> _Excerpt_:
———
NewsKentucky Politics


Seven bills passed in first eight days of legislative session

Posted at 6:36 PM, Jan 18, 2021

FRANKFORT, Ky. (LEX 18) — Kentucky's General Assembly will reconvene in February for the second part of the legislative session. When they do, they'll have seven fewer bills to deal with because they passed them in the first eight days of the session.

Senate Bill 1 and 2

These bills have already gotten a lot of attention because they tackle Gov. Andy Beshear's COVID-19 orders and regulations. Senate Bill 1 limits the governor's emergency orders to 30 days. If he wants to extend an order, the General Assembly must be called in. Senate Bill 2 allows legislative committees to strike down a governor's emergency administrative regulations. Both bills are on Beshear's desk for consideration, and both are expected to be vetoed by the governor. However, the vetoes are expected to be overridden by republican lawmakers who hold supermajorities in both chambers.

Senate Bill 9

This bill is commonly known as the "born alive bill." It requires doctors to take life-saving steps for any infant that survives a failed abortion or premature birth. A similar bill passed in 2020, but Gov. Beshear vetoed it, and lawmakers who had already adjourned their session could not override the veto.

House Bill 1

This bill also deals with the pandemic. It allows schools and businesses to stay open during the pandemic if they follow guidelines from the CDC or the governor's office, whichever is less restrictive.

House Bill 2

This was the first bill to receive final passage in 2021. It gives the Attorney General the new power to regulate and enforce violations on abortion clinics in Kentucky. Currently, the attorney general can regulate abortion clinics only with permission from the governor. So, this bill removes the governor from the process.

House Bill 3

This bill allows lawsuits filed against the state or ones involving constitutional issues to be heard in the county where it is filed instead of Franklin County Circuit Court. Previously, this Court heard the bills because Franklin County is the location of Kentucky's state government.

House Bill 5

This bill prohibits a governor from temporarily reorganizing state boards and commissions.
———
> _Excerpted data_:
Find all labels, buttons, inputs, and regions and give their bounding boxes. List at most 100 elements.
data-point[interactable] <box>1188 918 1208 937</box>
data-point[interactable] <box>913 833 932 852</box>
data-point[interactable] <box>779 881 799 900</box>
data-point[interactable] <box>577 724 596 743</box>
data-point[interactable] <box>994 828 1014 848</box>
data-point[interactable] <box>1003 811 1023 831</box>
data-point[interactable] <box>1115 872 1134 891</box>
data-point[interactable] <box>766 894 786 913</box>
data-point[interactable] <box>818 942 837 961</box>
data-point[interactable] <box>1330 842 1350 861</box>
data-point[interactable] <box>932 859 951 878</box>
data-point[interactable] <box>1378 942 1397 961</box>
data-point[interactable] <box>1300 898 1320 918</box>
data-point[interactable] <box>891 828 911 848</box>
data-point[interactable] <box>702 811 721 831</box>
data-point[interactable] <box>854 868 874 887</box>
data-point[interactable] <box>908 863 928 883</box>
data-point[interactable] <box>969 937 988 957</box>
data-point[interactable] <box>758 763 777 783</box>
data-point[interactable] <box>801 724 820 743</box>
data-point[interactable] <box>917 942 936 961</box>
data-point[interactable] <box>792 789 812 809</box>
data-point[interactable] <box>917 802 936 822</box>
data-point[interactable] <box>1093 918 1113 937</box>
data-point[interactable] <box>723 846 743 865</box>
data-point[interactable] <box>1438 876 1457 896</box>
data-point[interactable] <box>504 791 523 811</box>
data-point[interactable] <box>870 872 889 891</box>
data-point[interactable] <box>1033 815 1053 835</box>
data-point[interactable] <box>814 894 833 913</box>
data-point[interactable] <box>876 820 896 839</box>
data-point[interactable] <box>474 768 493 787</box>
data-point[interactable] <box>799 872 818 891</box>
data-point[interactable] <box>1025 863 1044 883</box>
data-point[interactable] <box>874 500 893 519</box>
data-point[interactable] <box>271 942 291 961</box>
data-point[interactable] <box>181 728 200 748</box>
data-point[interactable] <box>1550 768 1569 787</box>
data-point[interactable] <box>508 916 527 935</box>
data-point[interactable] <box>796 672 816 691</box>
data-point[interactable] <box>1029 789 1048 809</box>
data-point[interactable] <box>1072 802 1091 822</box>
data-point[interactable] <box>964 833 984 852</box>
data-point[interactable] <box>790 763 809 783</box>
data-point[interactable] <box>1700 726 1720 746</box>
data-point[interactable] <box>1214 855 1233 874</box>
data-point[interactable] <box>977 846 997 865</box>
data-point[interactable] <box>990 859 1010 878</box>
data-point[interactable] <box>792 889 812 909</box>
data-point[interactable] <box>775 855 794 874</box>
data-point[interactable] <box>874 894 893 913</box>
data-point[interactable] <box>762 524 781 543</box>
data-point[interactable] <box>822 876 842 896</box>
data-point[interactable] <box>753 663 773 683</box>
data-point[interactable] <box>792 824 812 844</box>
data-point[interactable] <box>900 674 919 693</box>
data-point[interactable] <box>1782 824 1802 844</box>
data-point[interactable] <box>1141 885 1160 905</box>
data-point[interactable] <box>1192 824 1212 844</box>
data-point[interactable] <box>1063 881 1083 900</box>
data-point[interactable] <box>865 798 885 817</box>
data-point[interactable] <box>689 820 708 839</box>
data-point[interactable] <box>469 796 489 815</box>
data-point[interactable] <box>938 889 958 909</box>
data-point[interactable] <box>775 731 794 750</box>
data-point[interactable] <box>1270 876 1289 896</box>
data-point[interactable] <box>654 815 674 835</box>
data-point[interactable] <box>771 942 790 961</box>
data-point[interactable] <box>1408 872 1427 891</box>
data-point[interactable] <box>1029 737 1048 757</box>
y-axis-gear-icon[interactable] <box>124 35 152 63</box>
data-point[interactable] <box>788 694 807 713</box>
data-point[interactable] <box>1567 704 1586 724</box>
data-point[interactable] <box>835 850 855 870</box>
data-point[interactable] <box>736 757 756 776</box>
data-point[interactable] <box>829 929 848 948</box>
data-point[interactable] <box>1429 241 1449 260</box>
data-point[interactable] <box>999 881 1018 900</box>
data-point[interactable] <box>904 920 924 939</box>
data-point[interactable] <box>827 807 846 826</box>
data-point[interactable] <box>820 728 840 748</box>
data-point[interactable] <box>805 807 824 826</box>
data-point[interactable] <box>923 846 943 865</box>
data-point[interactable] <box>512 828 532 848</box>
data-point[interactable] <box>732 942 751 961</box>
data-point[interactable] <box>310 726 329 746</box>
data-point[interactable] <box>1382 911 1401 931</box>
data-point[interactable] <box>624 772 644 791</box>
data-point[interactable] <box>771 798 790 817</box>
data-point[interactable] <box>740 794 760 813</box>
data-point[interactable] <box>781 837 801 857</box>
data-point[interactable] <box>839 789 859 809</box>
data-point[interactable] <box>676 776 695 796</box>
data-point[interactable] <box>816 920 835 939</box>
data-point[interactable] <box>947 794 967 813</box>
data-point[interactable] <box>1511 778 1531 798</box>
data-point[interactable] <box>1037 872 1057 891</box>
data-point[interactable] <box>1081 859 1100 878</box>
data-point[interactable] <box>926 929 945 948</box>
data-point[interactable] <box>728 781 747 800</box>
———
> _Your goal_:
Can you copy out, word for word, the passage of the legislative session article from "House Bill 2" up to and including "boards and commissions."?

> _Response_:
House Bill 2

This was the first bill to receive final passage in 2021. It gives the Attorney General the new power to regulate and enforce violations on abortion clinics in Kentucky. Currently, the attorney general can regulate abortion clinics only with permission from the governor. So, this bill removes the governor from the process.

House Bill 3

This bill allows lawsuits filed against the state or ones involving constitutional issues to be heard in the county where it is filed instead of Franklin County Circuit Court. Previously, this Court heard the bills because Franklin County is the location of Kentucky's state government.

House Bill 5

This bill prohibits a governor from temporarily reorganizing state boards and commissions.